Problem requirements | How many of the lines below contain "dire"? Answer with that number alone.

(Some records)
[BEGIN]

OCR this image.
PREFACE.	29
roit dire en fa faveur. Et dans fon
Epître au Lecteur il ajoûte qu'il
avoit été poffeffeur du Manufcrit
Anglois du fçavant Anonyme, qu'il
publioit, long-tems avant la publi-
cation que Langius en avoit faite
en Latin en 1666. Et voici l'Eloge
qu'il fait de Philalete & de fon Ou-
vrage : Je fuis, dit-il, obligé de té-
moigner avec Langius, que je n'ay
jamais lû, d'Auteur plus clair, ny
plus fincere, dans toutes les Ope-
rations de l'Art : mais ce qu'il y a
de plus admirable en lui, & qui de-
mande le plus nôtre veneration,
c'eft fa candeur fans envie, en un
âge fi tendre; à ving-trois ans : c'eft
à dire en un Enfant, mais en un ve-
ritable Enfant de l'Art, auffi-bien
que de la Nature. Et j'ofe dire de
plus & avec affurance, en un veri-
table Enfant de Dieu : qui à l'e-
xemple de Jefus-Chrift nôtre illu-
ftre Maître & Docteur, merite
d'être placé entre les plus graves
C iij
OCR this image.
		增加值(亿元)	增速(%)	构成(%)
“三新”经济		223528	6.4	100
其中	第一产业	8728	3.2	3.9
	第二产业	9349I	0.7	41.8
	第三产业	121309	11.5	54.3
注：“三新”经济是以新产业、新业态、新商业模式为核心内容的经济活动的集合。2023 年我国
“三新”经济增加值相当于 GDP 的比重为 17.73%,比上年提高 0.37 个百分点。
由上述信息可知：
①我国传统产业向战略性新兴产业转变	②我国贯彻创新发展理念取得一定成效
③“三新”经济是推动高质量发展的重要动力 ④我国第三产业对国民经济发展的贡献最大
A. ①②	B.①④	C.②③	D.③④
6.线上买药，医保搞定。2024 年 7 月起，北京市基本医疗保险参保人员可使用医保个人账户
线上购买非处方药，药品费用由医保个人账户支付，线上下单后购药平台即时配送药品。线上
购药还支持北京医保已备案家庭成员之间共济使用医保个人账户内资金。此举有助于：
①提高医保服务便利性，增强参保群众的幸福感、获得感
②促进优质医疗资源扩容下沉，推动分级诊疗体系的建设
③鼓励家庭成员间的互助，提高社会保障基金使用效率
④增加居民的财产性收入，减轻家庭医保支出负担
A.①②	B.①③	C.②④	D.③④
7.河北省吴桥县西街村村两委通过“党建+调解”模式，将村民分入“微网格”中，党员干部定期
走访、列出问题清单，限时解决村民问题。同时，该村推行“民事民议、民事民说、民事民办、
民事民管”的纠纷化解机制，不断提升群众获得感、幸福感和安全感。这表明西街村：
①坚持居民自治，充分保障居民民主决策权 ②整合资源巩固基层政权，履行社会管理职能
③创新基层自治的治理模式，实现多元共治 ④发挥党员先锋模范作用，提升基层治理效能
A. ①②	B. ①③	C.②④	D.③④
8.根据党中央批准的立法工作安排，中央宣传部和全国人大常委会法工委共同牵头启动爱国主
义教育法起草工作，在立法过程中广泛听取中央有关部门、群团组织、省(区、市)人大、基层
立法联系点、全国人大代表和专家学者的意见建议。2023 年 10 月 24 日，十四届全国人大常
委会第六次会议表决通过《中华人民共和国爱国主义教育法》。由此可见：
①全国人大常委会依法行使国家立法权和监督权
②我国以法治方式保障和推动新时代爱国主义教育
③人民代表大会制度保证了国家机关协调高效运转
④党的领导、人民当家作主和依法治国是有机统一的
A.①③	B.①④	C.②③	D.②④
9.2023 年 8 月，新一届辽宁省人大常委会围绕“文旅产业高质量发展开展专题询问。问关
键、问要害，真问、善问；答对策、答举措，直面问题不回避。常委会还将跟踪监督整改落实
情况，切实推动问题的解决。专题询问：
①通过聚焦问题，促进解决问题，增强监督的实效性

[END]

Task output | 3